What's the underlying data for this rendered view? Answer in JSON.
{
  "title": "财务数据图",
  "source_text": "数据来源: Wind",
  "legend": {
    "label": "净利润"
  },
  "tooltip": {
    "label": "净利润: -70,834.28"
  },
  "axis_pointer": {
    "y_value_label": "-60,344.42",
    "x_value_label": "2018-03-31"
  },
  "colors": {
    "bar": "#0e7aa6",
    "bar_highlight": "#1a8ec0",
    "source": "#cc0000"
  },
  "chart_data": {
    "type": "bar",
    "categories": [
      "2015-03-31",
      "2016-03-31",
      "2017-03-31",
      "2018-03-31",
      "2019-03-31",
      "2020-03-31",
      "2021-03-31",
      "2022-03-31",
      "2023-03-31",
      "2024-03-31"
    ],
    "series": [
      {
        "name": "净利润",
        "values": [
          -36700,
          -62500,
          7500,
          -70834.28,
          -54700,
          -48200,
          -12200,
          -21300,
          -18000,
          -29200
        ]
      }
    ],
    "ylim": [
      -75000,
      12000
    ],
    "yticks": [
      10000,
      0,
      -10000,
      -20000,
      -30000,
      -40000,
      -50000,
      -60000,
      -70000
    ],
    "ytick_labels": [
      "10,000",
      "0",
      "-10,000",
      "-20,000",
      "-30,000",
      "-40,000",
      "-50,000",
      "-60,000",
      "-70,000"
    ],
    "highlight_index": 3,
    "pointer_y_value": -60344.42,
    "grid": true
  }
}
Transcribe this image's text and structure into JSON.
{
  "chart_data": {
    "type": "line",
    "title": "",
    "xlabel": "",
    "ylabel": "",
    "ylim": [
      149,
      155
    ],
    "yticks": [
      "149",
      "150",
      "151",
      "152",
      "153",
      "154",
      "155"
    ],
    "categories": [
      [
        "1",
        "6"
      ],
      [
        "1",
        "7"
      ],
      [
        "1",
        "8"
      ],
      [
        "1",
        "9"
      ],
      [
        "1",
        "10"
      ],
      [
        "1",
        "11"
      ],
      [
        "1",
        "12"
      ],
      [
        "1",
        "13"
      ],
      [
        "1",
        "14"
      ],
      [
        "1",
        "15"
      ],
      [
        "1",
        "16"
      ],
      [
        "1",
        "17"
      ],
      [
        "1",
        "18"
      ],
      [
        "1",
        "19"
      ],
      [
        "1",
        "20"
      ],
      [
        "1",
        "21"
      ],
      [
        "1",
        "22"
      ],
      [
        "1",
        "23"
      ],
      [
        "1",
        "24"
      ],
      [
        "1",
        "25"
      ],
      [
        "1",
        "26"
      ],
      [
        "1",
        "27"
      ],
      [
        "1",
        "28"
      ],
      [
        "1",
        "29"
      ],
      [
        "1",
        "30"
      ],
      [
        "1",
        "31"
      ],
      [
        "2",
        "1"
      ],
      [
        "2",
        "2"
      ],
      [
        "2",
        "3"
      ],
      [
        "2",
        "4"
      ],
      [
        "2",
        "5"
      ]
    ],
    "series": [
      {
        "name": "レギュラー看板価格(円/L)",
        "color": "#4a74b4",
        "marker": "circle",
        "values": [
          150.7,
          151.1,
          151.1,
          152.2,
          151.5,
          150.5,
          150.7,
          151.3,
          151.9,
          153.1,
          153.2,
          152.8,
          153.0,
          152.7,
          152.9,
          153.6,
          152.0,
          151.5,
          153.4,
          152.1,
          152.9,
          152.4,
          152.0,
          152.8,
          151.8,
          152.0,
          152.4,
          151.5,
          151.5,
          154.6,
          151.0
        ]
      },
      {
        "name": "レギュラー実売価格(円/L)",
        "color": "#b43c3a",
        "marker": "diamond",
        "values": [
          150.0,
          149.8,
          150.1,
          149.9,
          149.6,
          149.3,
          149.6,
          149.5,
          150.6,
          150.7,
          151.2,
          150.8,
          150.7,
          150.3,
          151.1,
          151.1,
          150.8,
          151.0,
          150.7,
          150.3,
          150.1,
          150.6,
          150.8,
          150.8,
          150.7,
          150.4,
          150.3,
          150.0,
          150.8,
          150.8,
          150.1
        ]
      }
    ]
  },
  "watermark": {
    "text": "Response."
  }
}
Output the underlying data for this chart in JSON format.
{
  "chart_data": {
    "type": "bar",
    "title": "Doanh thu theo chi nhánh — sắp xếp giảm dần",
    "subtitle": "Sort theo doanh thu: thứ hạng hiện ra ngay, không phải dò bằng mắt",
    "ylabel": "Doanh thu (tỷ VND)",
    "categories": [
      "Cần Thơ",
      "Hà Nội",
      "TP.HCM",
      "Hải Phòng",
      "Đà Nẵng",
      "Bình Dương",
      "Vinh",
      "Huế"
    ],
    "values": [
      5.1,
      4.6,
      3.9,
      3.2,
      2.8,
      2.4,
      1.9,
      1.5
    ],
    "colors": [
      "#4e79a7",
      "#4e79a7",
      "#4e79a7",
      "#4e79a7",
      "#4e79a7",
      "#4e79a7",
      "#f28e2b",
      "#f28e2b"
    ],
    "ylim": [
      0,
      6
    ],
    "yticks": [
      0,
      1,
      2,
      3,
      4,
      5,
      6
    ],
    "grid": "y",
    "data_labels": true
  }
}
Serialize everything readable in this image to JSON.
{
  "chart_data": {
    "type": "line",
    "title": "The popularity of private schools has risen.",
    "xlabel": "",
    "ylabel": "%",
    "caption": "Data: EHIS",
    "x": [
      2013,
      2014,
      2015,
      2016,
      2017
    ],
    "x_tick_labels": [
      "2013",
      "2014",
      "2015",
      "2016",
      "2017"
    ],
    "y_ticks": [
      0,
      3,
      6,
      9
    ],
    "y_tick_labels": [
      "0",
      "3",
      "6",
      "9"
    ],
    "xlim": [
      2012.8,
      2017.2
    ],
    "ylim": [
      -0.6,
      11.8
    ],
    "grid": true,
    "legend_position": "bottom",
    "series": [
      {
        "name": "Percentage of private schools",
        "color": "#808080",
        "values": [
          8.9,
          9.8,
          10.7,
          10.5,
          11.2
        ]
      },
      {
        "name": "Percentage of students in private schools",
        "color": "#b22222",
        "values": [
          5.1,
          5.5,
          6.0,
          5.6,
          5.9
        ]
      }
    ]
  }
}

*INSTRUCTIONS TO FOLLOW*
Print the listing above in its entirety, with every line exact.

*SOLUTION TO THIS PROBLEM*
What's the underlying data for this rendered view? Answer in JSON.
{
  "title": "财务数据图",
  "source_text": "数据来源: Wind",
  "legend": {
    "label": "净利润"
  },
  "tooltip": {
    "label": "净利润: -70,834.28"
  },
  "axis_pointer": {
    "y_value_label": "-60,344.42",
    "x_value_label": "2018-03-31"
  },
  "colors": {
    "bar": "#0e7aa6",
    "bar_highlight": "#1a8ec0",
    "source": "#cc0000"
  },
  "chart_data": {
    "type": "bar",
    "categories": [
      "2015-03-31",
      "2016-03-31",
      "2017-03-31",
      "2018-03-31",
      "2019-03-31",
      "2020-03-31",
      "2021-03-31",
      "2022-03-31",
      "2023-03-31",
      "2024-03-31"
    ],
    "series": [
      {
        "name": "净利润",
        "values": [
          -36700,
          -62500,
          7500,
          -70834.28,
          -54700,
          -48200,
          -12200,
          -21300,
          -18000,
          -29200
        ]
      }
    ],
    "ylim": [
      -75000,
      12000
    ],
    "yticks": [
      10000,
      0,
      -10000,
      -20000,
      -30000,
      -40000,
      -50000,
      -60000,
      -70000
    ],
    "ytick_labels": [
      "10,000",
      "0",
      "-10,000",
      "-20,000",
      "-30,000",
      "-40,000",
      "-50,000",
      "-60,000",
      "-70,000"
    ],
    "highlight_index": 3,
    "pointer_y_value": -60344.42,
    "grid": true
  }
}
Transcribe this image's text and structure into JSON.
{
  "chart_data": {
    "type": "line",
    "title": "",
    "xlabel": "",
    "ylabel": "",
    "ylim": [
      149,
      155
    ],
    "yticks": [
      "149",
      "150",
      "151",
      "152",
      "153",
      "154",
      "155"
    ],
    "categories": [
      [
        "1",
        "6"
      ],
      [
        "1",
        "7"
      ],
      [
        "1",
        "8"
      ],
      [
        "1",
        "9"
      ],
      [
        "1",
        "10"
      ],
      [
        "1",
        "11"
      ],
      [
        "1",
        "12"
      ],
      [
        "1",
        "13"
      ],
      [
        "1",
        "14"
      ],
      [
        "1",
        "15"
      ],
      [
        "1",
        "16"
      ],
      [
        "1",
        "17"
      ],
      [
        "1",
        "18"
      ],
      [
        "1",
        "19"
      ],
      [
        "1",
        "20"
      ],
      [
        "1",
        "21"
      ],
      [
        "1",
        "22"
      ],
      [
        "1",
        "23"
      ],
      [
        "1",
        "24"
      ],
      [
        "1",
        "25"
      ],
      [
        "1",
        "26"
      ],
      [
        "1",
        "27"
      ],
      [
        "1",
        "28"
      ],
      [
        "1",
        "29"
      ],
      [
        "1",
        "30"
      ],
      [
        "1",
        "31"
      ],
      [
        "2",
        "1"
      ],
      [
        "2",
        "2"
      ],
      [
        "2",
        "3"
      ],
      [
        "2",
        "4"
      ],
      [
        "2",
        "5"
      ]
    ],
    "series": [
      {
        "name": "レギュラー看板価格(円/L)",
        "color": "#4a74b4",
        "marker": "circle",
        "values": [
          150.7,
          151.1,
          151.1,
          152.2,
          151.5,
          150.5,
          150.7,
          151.3,
          151.9,
          153.1,
          153.2,
          152.8,
          153.0,
          152.7,
          152.9,
          153.6,
          152.0,
          151.5,
          153.4,
          152.1,
          152.9,
          152.4,
          152.0,
          152.8,
          151.8,
          152.0,
          152.4,
          151.5,
          151.5,
          154.6,
          151.0
        ]
      },
      {
        "name": "レギュラー実売価格(円/L)",
        "color": "#b43c3a",
        "marker": "diamond",
        "values": [
          150.0,
          149.8,
          150.1,
          149.9,
          149.6,
          149.3,
          149.6,
          149.5,
          150.6,
          150.7,
          151.2,
          150.8,
          150.7,
          150.3,
          151.1,
          151.1,
          150.8,
          151.0,
          150.7,
          150.3,
          150.1,
          150.6,
          150.8,
          150.8,
          150.7,
          150.4,
          150.3,
          150.0,
          150.8,
          150.8,
          150.1
        ]
      }
    ]
  },
  "watermark": {
    "text": "Response."
  }
}
Output the underlying data for this chart in JSON format.
{
  "chart_data": {
    "type": "bar",
    "title": "Doanh thu theo chi nhánh — sắp xếp giảm dần",
    "subtitle": "Sort theo doanh thu: thứ hạng hiện ra ngay, không phải dò bằng mắt",
    "ylabel": "Doanh thu (tỷ VND)",
    "categories": [
      "Cần Thơ",
      "Hà Nội",
      "TP.HCM",
      "Hải Phòng",
      "Đà Nẵng",
      "Bình Dương",
      "Vinh",
      "Huế"
    ],
    "values": [
      5.1,
      4.6,
      3.9,
      3.2,
      2.8,
      2.4,
      1.9,
      1.5
    ],
    "colors": [
      "#4e79a7",
      "#4e79a7",
      "#4e79a7",
      "#4e79a7",
      "#4e79a7",
      "#4e79a7",
      "#f28e2b",
      "#f28e2b"
    ],
    "ylim": [
      0,
      6
    ],
    "yticks": [
      0,
      1,
      2,
      3,
      4,
      5,
      6
    ],
    "grid": "y",
    "data_labels": true
  }
}
Serialize everything readable in this image to JSON.
{
  "chart_data": {
    "type": "line",
    "title": "The popularity of private schools has risen.",
    "xlabel": "",
    "ylabel": "%",
    "caption": "Data: EHIS",
    "x": [
      2013,
      2014,
      2015,
      2016,
      2017
    ],
    "x_tick_labels": [
      "2013",
      "2014",
      "2015",
      "2016",
      "2017"
    ],
    "y_ticks": [
      0,
      3,
      6,
      9
    ],
    "y_tick_labels": [
      "0",
      "3",
      "6",
      "9"
    ],
    "xlim": [
      2012.8,
      2017.2
    ],
    "ylim": [
      -0.6,
      11.8
    ],
    "grid": true,
    "legend_position": "bottom",
    "series": [
      {
        "name": "Percentage of private schools",
        "color": "#808080",
        "values": [
          8.9,
          9.8,
          10.7,
          10.5,
          11.2
        ]
      },
      {
        "name": "Percentage of students in private schools",
        "color": "#b22222",
        "values": [
          5.1,
          5.5,
          6.0,
          5.6,
          5.9
        ]
      }
    ]
  }
}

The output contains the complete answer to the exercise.